Lines of data
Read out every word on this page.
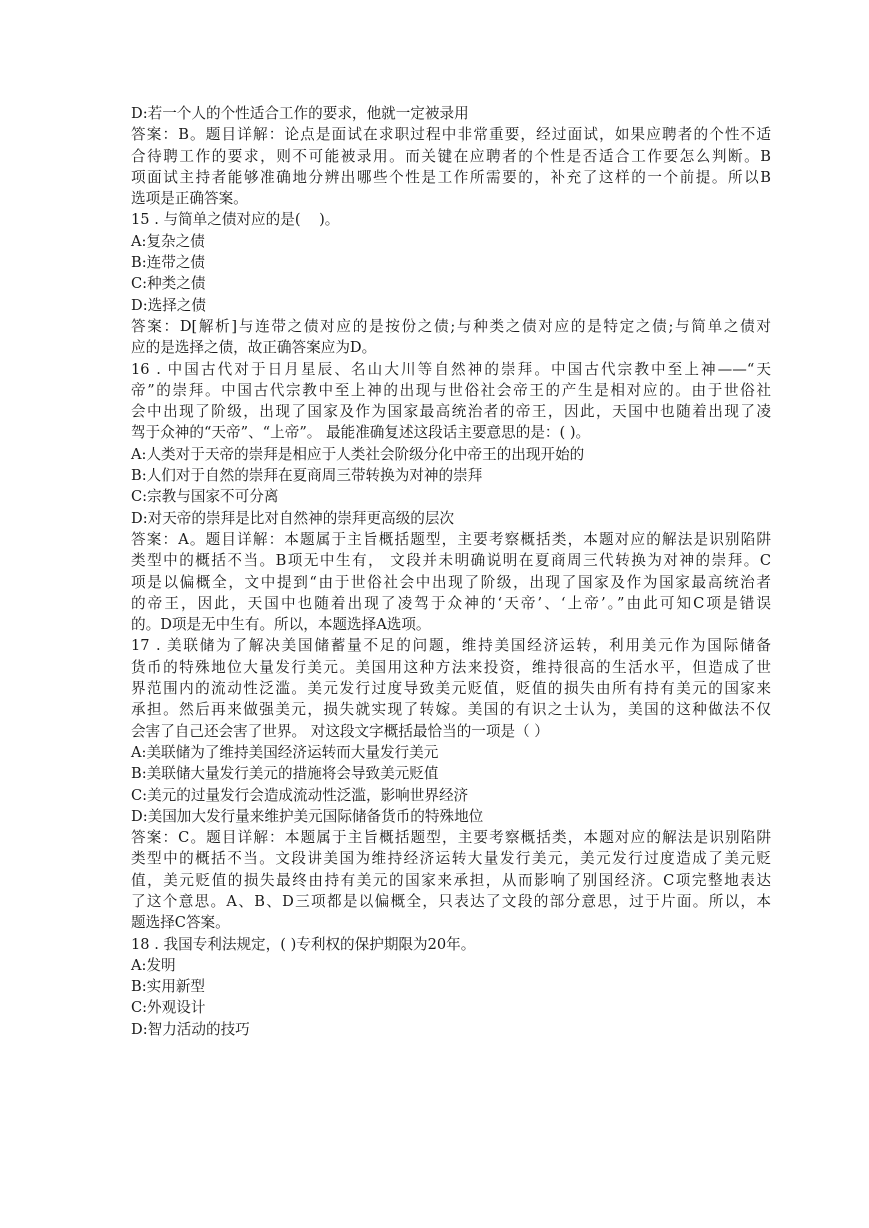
D:若一个人的个性适合工作的要求，他就一定被录用
答案：B。题目详解：论点是面试在求职过程中非常重要，经过面试，如果应聘者的个性不适
合待聘工作的要求，则不可能被录用。而关键在应聘者的个性是否适合工作要怎么判断。B
项面试主持者能够准确地分辨出哪些个性是工作所需要的，补充了这样的一个前提。所以B
选项是正确答案。
15 . 与简单之债对应的是(    )。
A:复杂之债
B:连带之债
C:种类之债
D:选择之债
答案：D[解析]与连带之债对应的是按份之债;与种类之债对应的是特定之债;与简单之债对
应的是选择之债，故正确答案应为D。
16 . 中国古代对于日月星辰、名山大川等自然神的崇拜。中国古代宗教中至上神——“天
帝”的崇拜。中国古代宗教中至上神的出现与世俗社会帝王的产生是相对应的。由于世俗社
会中出现了阶级，出现了国家及作为国家最高统治者的帝王，因此，天国中也随着出现了凌
驾于众神的“天帝”、“上帝”。 最能准确复述这段话主要意思的是：( )。
A:人类对于天帝的崇拜是相应于人类社会阶级分化中帝王的出现开始的
B:人们对于自然的崇拜在夏商周三带转换为对神的崇拜
C:宗教与国家不可分离
D:对天帝的崇拜是比对自然神的崇拜更高级的层次
答案：A。题目详解：本题属于主旨概括题型，主要考察概括类，本题对应的解法是识别陷阱
类型中的概括不当。B项无中生有， 文段并未明确说明在夏商周三代转换为对神的崇拜。C
项是以偏概全，文中提到“由于世俗社会中出现了阶级，出现了国家及作为国家最高统治者
的帝王，因此，天国中也随着出现了凌驾于众神的‘天帝’、‘上帝’。”由此可知C项是错误
的。D项是无中生有。所以，本题选择A选项。
17 . 美联储为了解决美国储蓄量不足的问题，维持美国经济运转，利用美元作为国际储备
货币的特殊地位大量发行美元。美国用这种方法来投资，维持很高的生活水平，但造成了世
界范围内的流动性泛滥。美元发行过度导致美元贬值，贬值的损失由所有持有美元的国家来
承担。然后再来做强美元，损失就实现了转嫁。美国的有识之士认为，美国的这种做法不仅
会害了自己还会害了世界。 对这段文字概括最恰当的一项是（ ）
A:美联储为了维持美国经济运转而大量发行美元
B:美联储大量发行美元的措施将会导致美元贬值
C:美元的过量发行会造成流动性泛滥，影响世界经济
D:美国加大发行量来维护美元国际储备货币的特殊地位
答案：C。题目详解：本题属于主旨概括题型，主要考察概括类，本题对应的解法是识别陷阱
类型中的概括不当。文段讲美国为维持经济运转大量发行美元，美元发行过度造成了美元贬
值，美元贬值的损失最终由持有美元的国家来承担，从而影响了别国经济。C项完整地表达
了这个意思。A、B、D三项都是以偏概全，只表达了文段的部分意思，过于片面。所以，本
题选择C答案。
18 . 我国专利法规定，( )专利权的保护期限为20年。
A:发明
B:实用新型
C:外观设计
D:智力活动的技巧
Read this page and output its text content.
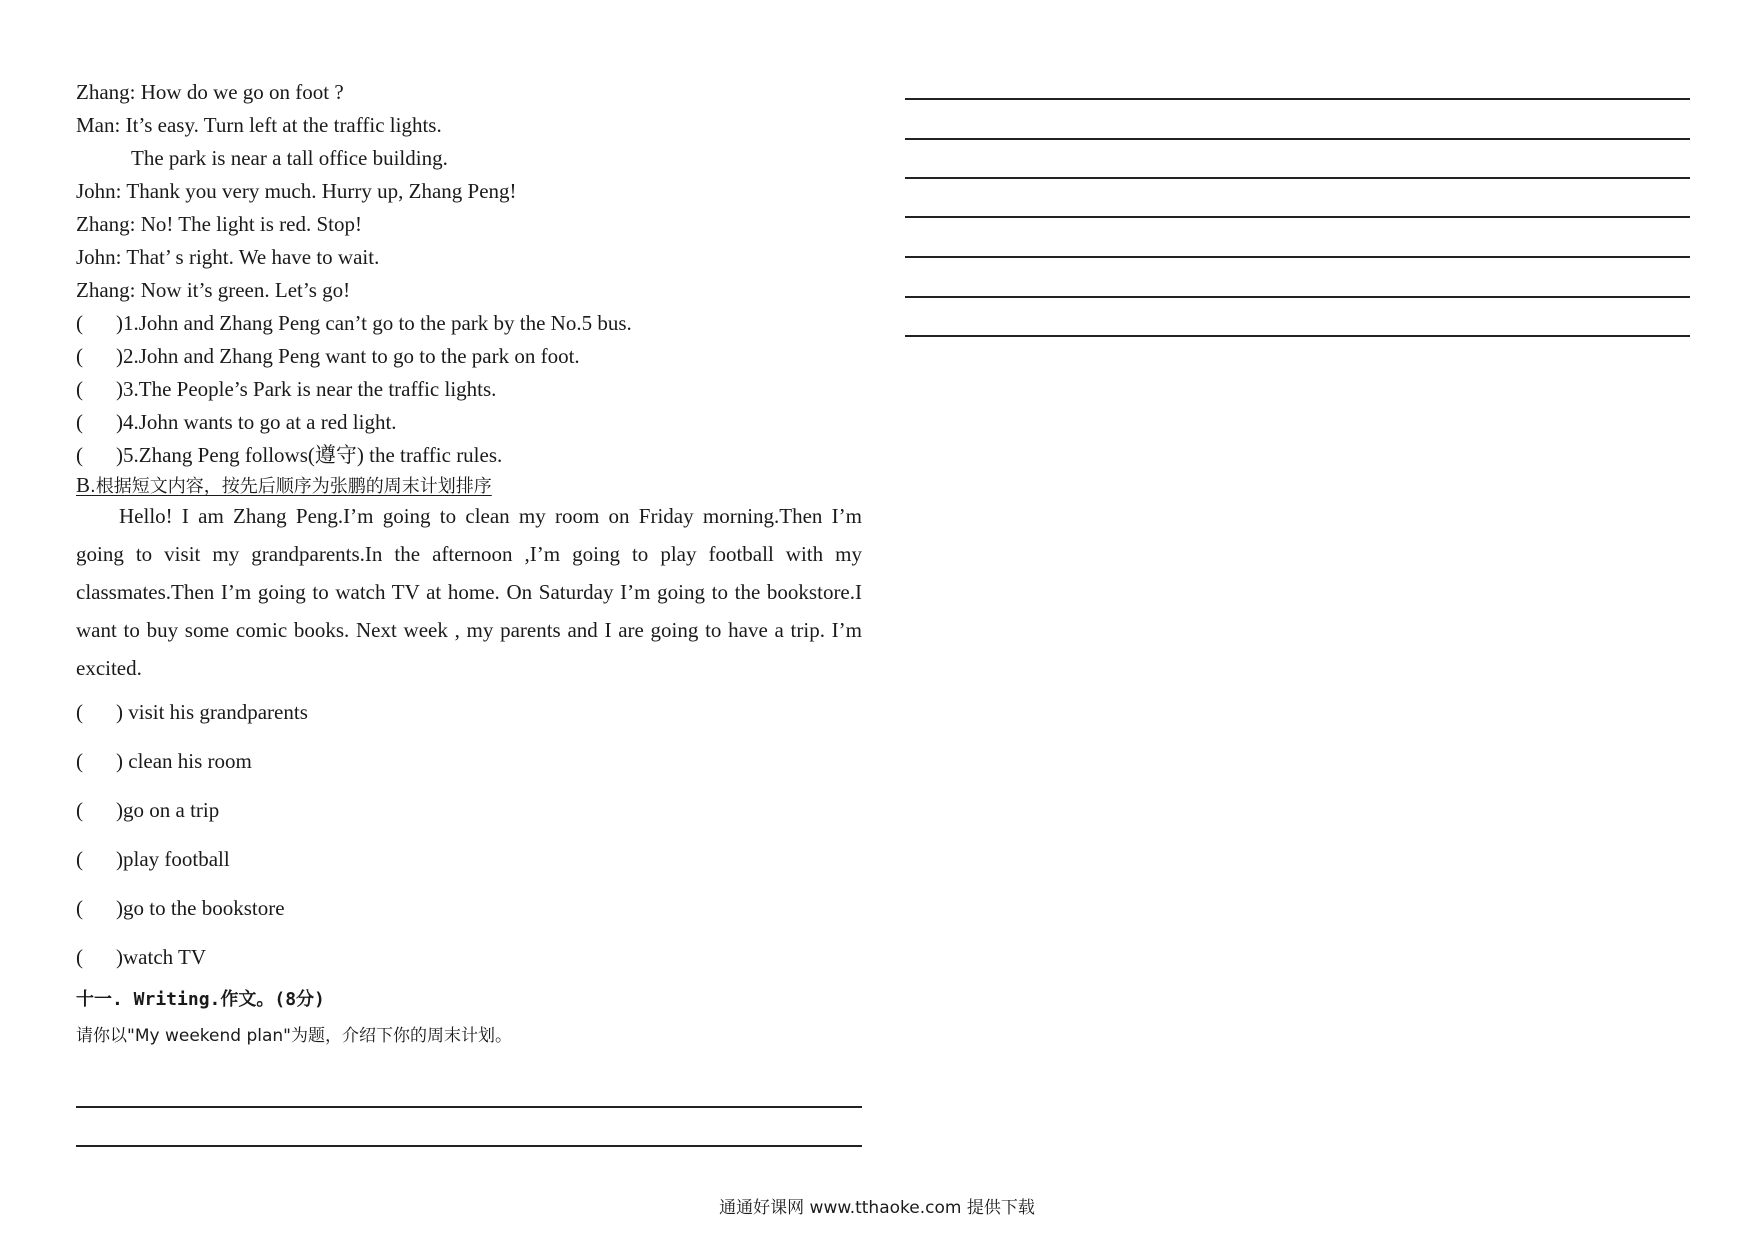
Zhang: How do we go on foot ?
Man: It’s easy. Turn left at the traffic lights.
The park is near a tall office building.
John: Thank you very much. Hurry up, Zhang Peng!
Zhang: No! The light is red. Stop!
John: That’ s right. We have to wait.
Zhang: Now it’s green. Let’s go!
(	)1.John and Zhang Peng can’t go to the park by the No.5 bus.
(	)2.John and Zhang Peng want to go to the park on foot.
(	)3.The People’s Park is near the traffic lights.
(	)4.John wants to go at a red light.
(	)5.Zhang Peng follows(遵守) the traffic rules.
B.根据短文内容，按先后顺序为张鹏的周末计划排序
Hello! I am Zhang Peng.I’m going to clean my room on Friday morning.Then I’m going to visit my grandparents.In the afternoon ,I’m going to play football with my classmates.Then I’m going to watch TV at home. On Saturday I’m going to the bookstore.I want to buy some comic books. Next week , my parents and I are going to have a trip. I’m excited.
(	) visit his grandparents
(	) clean his room
(	)go on a trip
(	)play football
(	)go to the bookstore
(	)watch TV
十一. Writing.作文。(8分)
请你以"My weekend plan"为题，介绍下你的周末计划。
通通好课网 www.tthaoke.com 提供下载
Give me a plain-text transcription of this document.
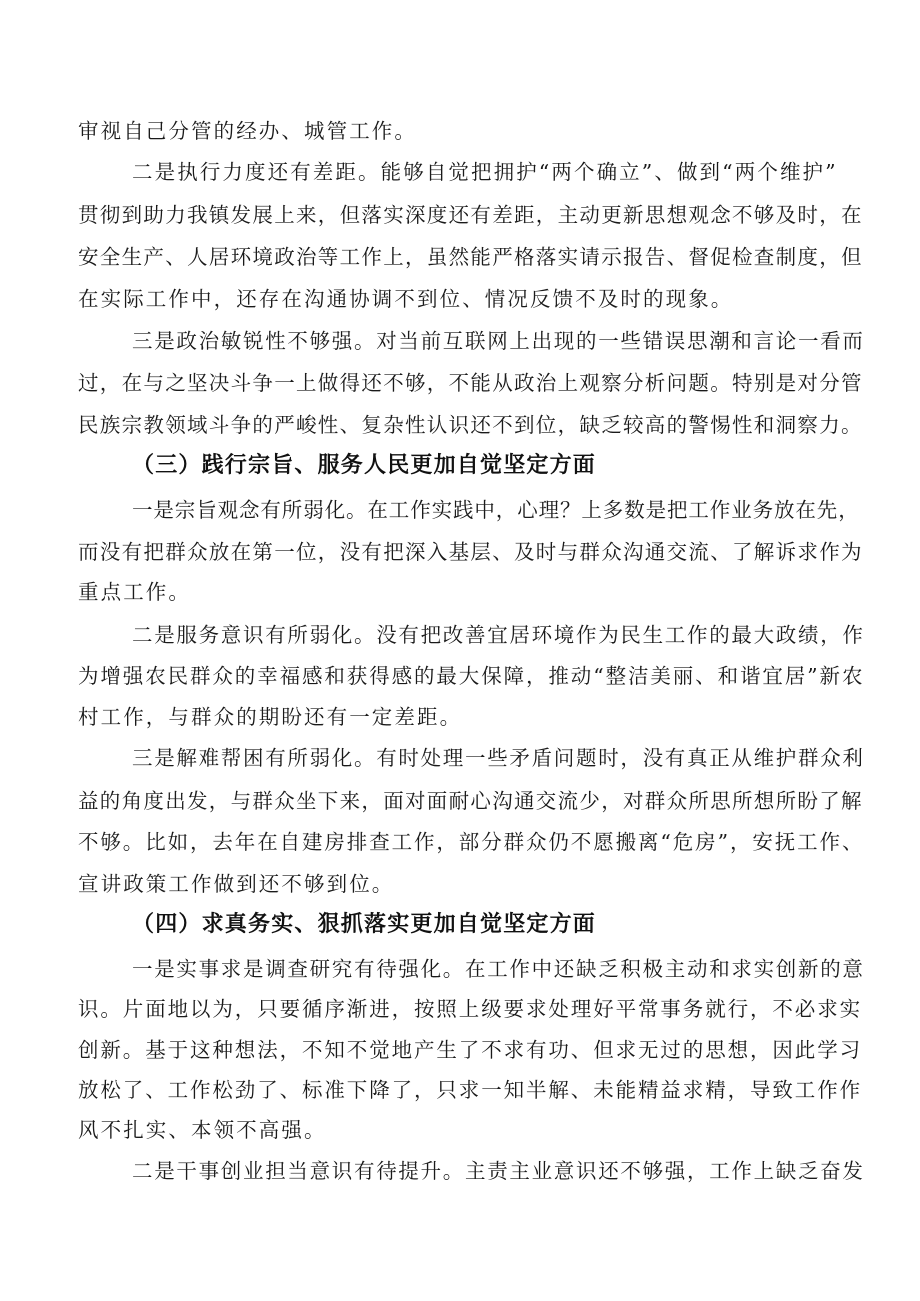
审视自己分管的经办、城管工作。
二是执行力度还有差距。能够自觉把拥护“两个确立”、做到“两个维护”
贯彻到助力我镇发展上来，但落实深度还有差距，主动更新思想观念不够及时，在
安全生产、人居环境政治等工作上，虽然能严格落实请示报告、督促检查制度，但
在实际工作中，还存在沟通协调不到位、情况反馈不及时的现象。
三是政治敏锐性不够强。对当前互联网上出现的一些错误思潮和言论一看而
过，在与之坚决斗争一上做得还不够，不能从政治上观察分析问题。特别是对分管
民族宗教领域斗争的严峻性、复杂性认识还不到位，缺乏较高的警惕性和洞察力。
（三）践行宗旨、服务人民更加自觉坚定方面
一是宗旨观念有所弱化。在工作实践中，心理？上多数是把工作业务放在先，
而没有把群众放在第一位，没有把深入基层、及时与群众沟通交流、了解诉求作为
重点工作。
二是服务意识有所弱化。没有把改善宜居环境作为民生工作的最大政绩，作
为增强农民群众的幸福感和获得感的最大保障，推动“整洁美丽、和谐宜居”新农
村工作，与群众的期盼还有一定差距。
三是解难帮困有所弱化。有时处理一些矛盾问题时，没有真正从维护群众利
益的角度出发，与群众坐下来，面对面耐心沟通交流少，对群众所思所想所盼了解
不够。比如，去年在自建房排查工作，部分群众仍不愿搬离“危房”，安抚工作、
宣讲政策工作做到还不够到位。
（四）求真务实、狠抓落实更加自觉坚定方面
一是实事求是调查研究有待强化。在工作中还缺乏积极主动和求实创新的意
识。片面地以为，只要循序渐进，按照上级要求处理好平常事务就行，不必求实
创新。基于这种想法，不知不觉地产生了不求有功、但求无过的思想，因此学习
放松了、工作松劲了、标准下降了，只求一知半解、未能精益求精，导致工作作
风不扎实、本领不高强。
二是干事创业担当意识有待提升。主责主业意识还不够强，工作上缺乏奋发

Stated task:
Every record must be copied exactly, with the pictures left out.

Expected answer:
Read out every word on this page.
D:若一个人的个性适合工作的要求，他就一定被录用
答案：B。题目详解：论点是面试在求职过程中非常重要，经过面试，如果应聘者的个性不适
合待聘工作的要求，则不可能被录用。而关键在应聘者的个性是否适合工作要怎么判断。B
项面试主持者能够准确地分辨出哪些个性是工作所需要的，补充了这样的一个前提。所以B
选项是正确答案。
15 . 与简单之债对应的是(    )。
A:复杂之债
B:连带之债
C:种类之债
D:选择之债
答案：D[解析]与连带之债对应的是按份之债;与种类之债对应的是特定之债;与简单之债对
应的是选择之债，故正确答案应为D。
16 . 中国古代对于日月星辰、名山大川等自然神的崇拜。中国古代宗教中至上神——“天
帝”的崇拜。中国古代宗教中至上神的出现与世俗社会帝王的产生是相对应的。由于世俗社
会中出现了阶级，出现了国家及作为国家最高统治者的帝王，因此，天国中也随着出现了凌
驾于众神的“天帝”、“上帝”。 最能准确复述这段话主要意思的是：( )。
A:人类对于天帝的崇拜是相应于人类社会阶级分化中帝王的出现开始的
B:人们对于自然的崇拜在夏商周三带转换为对神的崇拜
C:宗教与国家不可分离
D:对天帝的崇拜是比对自然神的崇拜更高级的层次
答案：A。题目详解：本题属于主旨概括题型，主要考察概括类，本题对应的解法是识别陷阱
类型中的概括不当。B项无中生有， 文段并未明确说明在夏商周三代转换为对神的崇拜。C
项是以偏概全，文中提到“由于世俗社会中出现了阶级，出现了国家及作为国家最高统治者
的帝王，因此，天国中也随着出现了凌驾于众神的‘天帝’、‘上帝’。”由此可知C项是错误
的。D项是无中生有。所以，本题选择A选项。
17 . 美联储为了解决美国储蓄量不足的问题，维持美国经济运转，利用美元作为国际储备
货币的特殊地位大量发行美元。美国用这种方法来投资，维持很高的生活水平，但造成了世
界范围内的流动性泛滥。美元发行过度导致美元贬值，贬值的损失由所有持有美元的国家来
承担。然后再来做强美元，损失就实现了转嫁。美国的有识之士认为，美国的这种做法不仅
会害了自己还会害了世界。 对这段文字概括最恰当的一项是（ ）
A:美联储为了维持美国经济运转而大量发行美元
B:美联储大量发行美元的措施将会导致美元贬值
C:美元的过量发行会造成流动性泛滥，影响世界经济
D:美国加大发行量来维护美元国际储备货币的特殊地位
答案：C。题目详解：本题属于主旨概括题型，主要考察概括类，本题对应的解法是识别陷阱
类型中的概括不当。文段讲美国为维持经济运转大量发行美元，美元发行过度造成了美元贬
值，美元贬值的损失最终由持有美元的国家来承担，从而影响了别国经济。C项完整地表达
了这个意思。A、B、D三项都是以偏概全，只表达了文段的部分意思，过于片面。所以，本
题选择C答案。
18 . 我国专利法规定，( )专利权的保护期限为20年。
A:发明
B:实用新型
C:外观设计
D:智力活动的技巧
Read this page and output its text content.
Zhang: How do we go on foot ?
Man: It’s easy. Turn left at the traffic lights.
The park is near a tall office building.
John: Thank you very much. Hurry up, Zhang Peng!
Zhang: No! The light is red. Stop!
John: That’ s right. We have to wait.
Zhang: Now it’s green. Let’s go!
(	)1.John and Zhang Peng can’t go to the park by the No.5 bus.
(	)2.John and Zhang Peng want to go to the park on foot.
(	)3.The People’s Park is near the traffic lights.
(	)4.John wants to go at a red light.
(	)5.Zhang Peng follows(遵守) the traffic rules.
B.根据短文内容，按先后顺序为张鹏的周末计划排序
Hello! I am Zhang Peng.I’m going to clean my room on Friday morning.Then I’m going to visit my grandparents.In the afternoon ,I’m going to play football with my classmates.Then I’m going to watch TV at home. On Saturday I’m going to the bookstore.I want to buy some comic books. Next week , my parents and I are going to have a trip. I’m excited.
(	) visit his grandparents
(	) clean his room
(	)go on a trip
(	)play football
(	)go to the bookstore
(	)watch TV
十一. Writing.作文。(8分)
请你以"My weekend plan"为题，介绍下你的周末计划。
通通好课网 www.tthaoke.com 提供下载
Give me a plain-text transcription of this document.
审视自己分管的经办、城管工作。
二是执行力度还有差距。能够自觉把拥护“两个确立”、做到“两个维护”
贯彻到助力我镇发展上来，但落实深度还有差距，主动更新思想观念不够及时，在
安全生产、人居环境政治等工作上，虽然能严格落实请示报告、督促检查制度，但
在实际工作中，还存在沟通协调不到位、情况反馈不及时的现象。
三是政治敏锐性不够强。对当前互联网上出现的一些错误思潮和言论一看而
过，在与之坚决斗争一上做得还不够，不能从政治上观察分析问题。特别是对分管
民族宗教领域斗争的严峻性、复杂性认识还不到位，缺乏较高的警惕性和洞察力。
（三）践行宗旨、服务人民更加自觉坚定方面
一是宗旨观念有所弱化。在工作实践中，心理？上多数是把工作业务放在先，
而没有把群众放在第一位，没有把深入基层、及时与群众沟通交流、了解诉求作为
重点工作。
二是服务意识有所弱化。没有把改善宜居环境作为民生工作的最大政绩，作
为增强农民群众的幸福感和获得感的最大保障，推动“整洁美丽、和谐宜居”新农
村工作，与群众的期盼还有一定差距。
三是解难帮困有所弱化。有时处理一些矛盾问题时，没有真正从维护群众利
益的角度出发，与群众坐下来，面对面耐心沟通交流少，对群众所思所想所盼了解
不够。比如，去年在自建房排查工作，部分群众仍不愿搬离“危房”，安抚工作、
宣讲政策工作做到还不够到位。
（四）求真务实、狠抓落实更加自觉坚定方面
一是实事求是调查研究有待强化。在工作中还缺乏积极主动和求实创新的意
识。片面地以为，只要循序渐进，按照上级要求处理好平常事务就行，不必求实
创新。基于这种想法，不知不觉地产生了不求有功、但求无过的思想，因此学习
放松了、工作松劲了、标准下降了，只求一知半解、未能精益求精，导致工作作
风不扎实、本领不高强。
二是干事创业担当意识有待提升。主责主业意识还不够强，工作上缺乏奋发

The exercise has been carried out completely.